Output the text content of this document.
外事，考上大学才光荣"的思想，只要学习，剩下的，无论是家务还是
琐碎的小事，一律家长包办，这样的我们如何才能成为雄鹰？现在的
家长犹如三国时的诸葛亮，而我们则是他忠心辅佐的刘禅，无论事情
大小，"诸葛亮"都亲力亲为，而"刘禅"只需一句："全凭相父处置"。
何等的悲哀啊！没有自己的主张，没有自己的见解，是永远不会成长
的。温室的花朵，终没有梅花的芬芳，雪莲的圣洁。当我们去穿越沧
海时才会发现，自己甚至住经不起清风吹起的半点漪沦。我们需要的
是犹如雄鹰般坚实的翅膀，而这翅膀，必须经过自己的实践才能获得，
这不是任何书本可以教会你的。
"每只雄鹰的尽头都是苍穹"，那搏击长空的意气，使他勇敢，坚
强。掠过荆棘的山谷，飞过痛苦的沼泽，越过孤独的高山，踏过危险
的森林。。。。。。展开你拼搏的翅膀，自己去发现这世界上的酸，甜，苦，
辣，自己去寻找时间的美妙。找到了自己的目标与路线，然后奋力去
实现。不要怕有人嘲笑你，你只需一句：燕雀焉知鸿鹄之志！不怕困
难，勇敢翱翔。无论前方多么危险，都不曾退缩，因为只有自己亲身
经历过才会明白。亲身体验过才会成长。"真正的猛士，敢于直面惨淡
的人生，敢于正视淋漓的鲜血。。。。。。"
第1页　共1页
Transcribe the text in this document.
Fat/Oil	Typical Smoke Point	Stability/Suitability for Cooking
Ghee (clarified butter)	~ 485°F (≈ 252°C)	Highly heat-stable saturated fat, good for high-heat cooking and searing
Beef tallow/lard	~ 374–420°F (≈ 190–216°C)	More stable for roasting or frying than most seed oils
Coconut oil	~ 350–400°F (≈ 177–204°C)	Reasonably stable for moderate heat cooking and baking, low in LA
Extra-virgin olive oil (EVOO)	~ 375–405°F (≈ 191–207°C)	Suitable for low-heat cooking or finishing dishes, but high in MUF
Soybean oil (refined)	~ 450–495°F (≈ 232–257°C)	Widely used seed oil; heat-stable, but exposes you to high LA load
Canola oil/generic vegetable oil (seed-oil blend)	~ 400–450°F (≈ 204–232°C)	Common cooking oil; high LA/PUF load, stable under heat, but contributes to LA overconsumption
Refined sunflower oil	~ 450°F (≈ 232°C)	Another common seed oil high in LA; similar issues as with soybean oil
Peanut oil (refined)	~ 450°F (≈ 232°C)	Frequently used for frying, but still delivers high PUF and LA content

○ ○ ○ ○ ○ ○ ○

**Exercise requirements**
Begin with the line that contains "Transcribe the text in this document." and end with the last line of the records; set down every line in that span exactly, and nothing else.

**Task answer**
Transcribe the text in this document.
Fat/Oil	Typical Smoke Point	Stability/Suitability for Cooking
Ghee (clarified butter)	~ 485°F (≈ 252°C)	Highly heat-stable saturated fat, good for high-heat cooking and searing
Beef tallow/lard	~ 374–420°F (≈ 190–216°C)	More stable for roasting or frying than most seed oils
Coconut oil	~ 350–400°F (≈ 177–204°C)	Reasonably stable for moderate heat cooking and baking, low in LA
Extra-virgin olive oil (EVOO)	~ 375–405°F (≈ 191–207°C)	Suitable for low-heat cooking or finishing dishes, but high in MUF
Soybean oil (refined)	~ 450–495°F (≈ 232–257°C)	Widely used seed oil; heat-stable, but exposes you to high LA load
Canola oil/generic vegetable oil (seed-oil blend)	~ 400–450°F (≈ 204–232°C)	Common cooking oil; high LA/PUF load, stable under heat, but contributes to LA overconsumption
Refined sunflower oil	~ 450°F (≈ 232°C)	Another common seed oil high in LA; similar issues as with soybean oil
Peanut oil (refined)	~ 450°F (≈ 232°C)	Frequently used for frying, but still delivers high PUF and LA content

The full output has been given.